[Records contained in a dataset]
══════════════════════════════

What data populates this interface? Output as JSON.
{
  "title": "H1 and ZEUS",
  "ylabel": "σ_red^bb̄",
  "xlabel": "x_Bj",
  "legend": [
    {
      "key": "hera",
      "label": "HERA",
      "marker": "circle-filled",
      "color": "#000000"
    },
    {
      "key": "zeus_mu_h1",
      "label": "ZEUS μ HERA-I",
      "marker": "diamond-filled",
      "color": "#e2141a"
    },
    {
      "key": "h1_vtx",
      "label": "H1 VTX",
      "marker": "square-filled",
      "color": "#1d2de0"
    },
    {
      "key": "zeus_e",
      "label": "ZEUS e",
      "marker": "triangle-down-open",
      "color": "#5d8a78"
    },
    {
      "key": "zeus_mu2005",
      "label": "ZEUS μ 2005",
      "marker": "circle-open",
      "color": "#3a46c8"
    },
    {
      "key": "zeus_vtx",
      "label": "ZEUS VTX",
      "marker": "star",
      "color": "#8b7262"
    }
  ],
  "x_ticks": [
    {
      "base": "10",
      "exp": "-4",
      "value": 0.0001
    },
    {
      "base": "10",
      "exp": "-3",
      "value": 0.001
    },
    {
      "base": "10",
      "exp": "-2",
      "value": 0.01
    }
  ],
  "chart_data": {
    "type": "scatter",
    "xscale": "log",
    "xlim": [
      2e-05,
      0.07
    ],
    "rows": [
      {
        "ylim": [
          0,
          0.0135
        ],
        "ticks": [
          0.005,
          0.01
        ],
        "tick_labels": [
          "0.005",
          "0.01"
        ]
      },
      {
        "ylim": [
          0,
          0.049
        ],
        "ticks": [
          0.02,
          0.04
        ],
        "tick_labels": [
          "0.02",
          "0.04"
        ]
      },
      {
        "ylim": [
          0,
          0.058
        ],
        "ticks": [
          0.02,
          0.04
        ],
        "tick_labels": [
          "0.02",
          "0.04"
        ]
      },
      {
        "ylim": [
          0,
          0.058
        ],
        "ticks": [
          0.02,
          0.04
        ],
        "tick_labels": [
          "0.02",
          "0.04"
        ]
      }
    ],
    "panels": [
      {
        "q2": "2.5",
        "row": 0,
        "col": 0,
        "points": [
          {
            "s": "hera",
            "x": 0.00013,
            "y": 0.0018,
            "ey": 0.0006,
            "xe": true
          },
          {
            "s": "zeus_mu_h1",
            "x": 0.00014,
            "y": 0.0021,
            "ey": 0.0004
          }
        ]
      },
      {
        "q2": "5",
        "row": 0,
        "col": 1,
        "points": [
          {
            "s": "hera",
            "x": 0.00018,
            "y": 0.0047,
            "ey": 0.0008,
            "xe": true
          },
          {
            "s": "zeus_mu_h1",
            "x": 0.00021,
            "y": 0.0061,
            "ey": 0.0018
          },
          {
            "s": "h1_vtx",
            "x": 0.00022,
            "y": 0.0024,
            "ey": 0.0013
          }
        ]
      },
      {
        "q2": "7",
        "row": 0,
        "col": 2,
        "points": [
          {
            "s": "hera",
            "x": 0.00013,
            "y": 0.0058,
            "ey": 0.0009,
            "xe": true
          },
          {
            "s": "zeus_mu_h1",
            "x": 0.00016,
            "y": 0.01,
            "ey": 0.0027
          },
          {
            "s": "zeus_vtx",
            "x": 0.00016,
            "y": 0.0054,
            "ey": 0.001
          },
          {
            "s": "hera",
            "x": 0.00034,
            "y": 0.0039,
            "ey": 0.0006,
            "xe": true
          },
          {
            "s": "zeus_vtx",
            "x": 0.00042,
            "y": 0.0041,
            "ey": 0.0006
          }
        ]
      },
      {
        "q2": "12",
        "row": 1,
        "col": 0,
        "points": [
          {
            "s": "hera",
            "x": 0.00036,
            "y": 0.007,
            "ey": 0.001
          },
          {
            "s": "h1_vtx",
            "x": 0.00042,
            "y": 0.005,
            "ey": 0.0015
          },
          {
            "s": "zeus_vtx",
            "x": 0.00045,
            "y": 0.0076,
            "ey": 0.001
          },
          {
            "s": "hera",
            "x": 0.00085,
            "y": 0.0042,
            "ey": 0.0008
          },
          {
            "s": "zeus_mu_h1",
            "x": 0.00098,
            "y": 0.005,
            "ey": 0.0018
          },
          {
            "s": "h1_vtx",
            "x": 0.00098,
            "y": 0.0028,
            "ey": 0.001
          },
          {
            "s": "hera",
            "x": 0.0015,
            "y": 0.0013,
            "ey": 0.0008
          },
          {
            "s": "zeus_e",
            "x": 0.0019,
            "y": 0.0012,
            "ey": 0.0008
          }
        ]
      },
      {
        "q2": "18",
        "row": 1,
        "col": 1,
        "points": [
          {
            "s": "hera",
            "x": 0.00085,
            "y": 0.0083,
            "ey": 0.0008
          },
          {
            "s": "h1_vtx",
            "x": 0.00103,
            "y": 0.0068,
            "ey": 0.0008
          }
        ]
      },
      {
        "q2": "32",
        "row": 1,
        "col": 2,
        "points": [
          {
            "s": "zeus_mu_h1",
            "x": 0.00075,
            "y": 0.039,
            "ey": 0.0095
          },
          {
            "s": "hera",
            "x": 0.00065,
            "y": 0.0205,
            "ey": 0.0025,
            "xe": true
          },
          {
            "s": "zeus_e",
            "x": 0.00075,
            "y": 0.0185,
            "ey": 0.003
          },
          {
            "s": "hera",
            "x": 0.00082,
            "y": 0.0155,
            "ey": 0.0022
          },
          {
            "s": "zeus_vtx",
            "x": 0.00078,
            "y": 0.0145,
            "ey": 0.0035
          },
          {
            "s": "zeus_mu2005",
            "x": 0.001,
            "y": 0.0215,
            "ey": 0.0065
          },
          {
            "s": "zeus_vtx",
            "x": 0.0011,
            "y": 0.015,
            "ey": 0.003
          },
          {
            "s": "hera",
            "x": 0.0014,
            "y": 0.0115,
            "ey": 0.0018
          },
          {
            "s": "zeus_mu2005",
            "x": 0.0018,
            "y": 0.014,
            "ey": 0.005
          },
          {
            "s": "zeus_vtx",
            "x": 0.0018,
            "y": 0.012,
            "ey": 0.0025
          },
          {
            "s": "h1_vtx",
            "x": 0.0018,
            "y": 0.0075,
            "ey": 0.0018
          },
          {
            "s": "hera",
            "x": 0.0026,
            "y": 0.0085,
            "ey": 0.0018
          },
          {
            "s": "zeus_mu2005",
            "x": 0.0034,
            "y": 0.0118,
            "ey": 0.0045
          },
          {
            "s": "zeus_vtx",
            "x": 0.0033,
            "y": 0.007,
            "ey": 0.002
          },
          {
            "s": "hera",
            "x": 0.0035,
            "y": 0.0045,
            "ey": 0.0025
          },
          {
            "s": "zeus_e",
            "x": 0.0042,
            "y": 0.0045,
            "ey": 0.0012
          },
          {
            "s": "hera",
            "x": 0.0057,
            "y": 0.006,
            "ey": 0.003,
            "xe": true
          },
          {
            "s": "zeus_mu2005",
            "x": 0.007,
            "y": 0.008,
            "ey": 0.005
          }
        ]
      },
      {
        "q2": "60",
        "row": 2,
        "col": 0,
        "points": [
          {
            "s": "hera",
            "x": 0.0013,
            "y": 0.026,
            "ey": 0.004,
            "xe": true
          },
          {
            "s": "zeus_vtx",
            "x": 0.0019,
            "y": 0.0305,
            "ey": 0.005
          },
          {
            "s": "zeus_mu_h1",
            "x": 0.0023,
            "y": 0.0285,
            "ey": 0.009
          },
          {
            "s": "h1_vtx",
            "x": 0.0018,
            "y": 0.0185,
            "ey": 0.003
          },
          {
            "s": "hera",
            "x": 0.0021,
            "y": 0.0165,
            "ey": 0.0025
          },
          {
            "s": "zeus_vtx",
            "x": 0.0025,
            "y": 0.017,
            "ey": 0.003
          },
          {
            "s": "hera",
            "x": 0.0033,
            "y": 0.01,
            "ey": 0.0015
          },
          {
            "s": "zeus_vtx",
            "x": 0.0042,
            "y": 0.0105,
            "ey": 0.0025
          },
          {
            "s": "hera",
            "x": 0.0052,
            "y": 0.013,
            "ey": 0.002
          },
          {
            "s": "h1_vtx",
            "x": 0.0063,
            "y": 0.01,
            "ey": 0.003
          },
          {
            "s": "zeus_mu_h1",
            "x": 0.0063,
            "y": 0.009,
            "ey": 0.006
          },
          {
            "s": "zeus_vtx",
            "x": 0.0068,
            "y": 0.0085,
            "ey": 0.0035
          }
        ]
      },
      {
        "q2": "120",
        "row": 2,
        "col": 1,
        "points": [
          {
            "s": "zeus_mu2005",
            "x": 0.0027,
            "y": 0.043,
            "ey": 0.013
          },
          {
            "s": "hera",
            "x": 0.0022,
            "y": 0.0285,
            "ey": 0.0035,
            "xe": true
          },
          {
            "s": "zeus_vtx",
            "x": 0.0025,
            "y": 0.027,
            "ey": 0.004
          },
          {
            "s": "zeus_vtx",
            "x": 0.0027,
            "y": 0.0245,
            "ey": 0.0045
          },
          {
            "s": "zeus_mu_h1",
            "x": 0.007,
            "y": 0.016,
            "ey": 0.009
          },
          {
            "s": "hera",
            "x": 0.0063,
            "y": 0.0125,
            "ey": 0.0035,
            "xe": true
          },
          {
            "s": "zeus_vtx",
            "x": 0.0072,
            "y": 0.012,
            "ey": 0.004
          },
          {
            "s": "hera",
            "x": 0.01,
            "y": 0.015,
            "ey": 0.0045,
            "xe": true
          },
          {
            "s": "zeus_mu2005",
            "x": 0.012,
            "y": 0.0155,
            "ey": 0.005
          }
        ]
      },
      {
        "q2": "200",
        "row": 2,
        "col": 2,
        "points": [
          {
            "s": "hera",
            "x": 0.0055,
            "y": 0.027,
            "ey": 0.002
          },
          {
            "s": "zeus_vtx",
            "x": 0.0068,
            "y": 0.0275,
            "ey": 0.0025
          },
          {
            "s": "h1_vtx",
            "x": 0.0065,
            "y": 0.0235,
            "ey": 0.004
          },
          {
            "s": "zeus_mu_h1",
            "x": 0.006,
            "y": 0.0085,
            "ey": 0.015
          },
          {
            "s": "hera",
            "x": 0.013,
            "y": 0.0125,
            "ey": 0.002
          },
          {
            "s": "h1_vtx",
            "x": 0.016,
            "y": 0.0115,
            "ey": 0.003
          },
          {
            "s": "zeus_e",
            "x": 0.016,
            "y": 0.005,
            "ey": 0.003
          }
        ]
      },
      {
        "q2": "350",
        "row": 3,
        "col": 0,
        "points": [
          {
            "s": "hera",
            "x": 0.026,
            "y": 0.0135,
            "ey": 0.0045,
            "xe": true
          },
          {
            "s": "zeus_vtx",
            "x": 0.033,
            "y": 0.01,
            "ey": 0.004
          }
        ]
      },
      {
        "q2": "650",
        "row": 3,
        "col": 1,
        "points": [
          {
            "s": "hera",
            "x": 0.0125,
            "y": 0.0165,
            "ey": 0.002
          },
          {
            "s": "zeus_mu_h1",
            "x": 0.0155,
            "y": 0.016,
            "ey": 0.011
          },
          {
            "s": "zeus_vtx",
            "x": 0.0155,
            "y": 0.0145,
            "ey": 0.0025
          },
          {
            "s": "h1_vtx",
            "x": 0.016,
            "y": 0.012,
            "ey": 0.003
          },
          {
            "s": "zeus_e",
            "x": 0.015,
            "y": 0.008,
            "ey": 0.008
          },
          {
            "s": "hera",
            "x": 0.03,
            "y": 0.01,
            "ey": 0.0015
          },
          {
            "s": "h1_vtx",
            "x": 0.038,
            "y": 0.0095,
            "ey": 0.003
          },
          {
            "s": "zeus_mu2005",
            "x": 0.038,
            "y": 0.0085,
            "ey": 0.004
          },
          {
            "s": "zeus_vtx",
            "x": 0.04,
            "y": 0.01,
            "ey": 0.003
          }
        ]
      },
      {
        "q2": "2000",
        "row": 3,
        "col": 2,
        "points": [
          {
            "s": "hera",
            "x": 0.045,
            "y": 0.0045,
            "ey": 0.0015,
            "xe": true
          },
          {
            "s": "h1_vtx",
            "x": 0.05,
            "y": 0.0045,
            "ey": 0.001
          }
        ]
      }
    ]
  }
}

══════════════════════════════

TASK GOAL -> Collect each line of the entries that has the word "open", copying it in full.

THE OUTPUT ->
      "marker": "triangle-down-open",
      "marker": "circle-open",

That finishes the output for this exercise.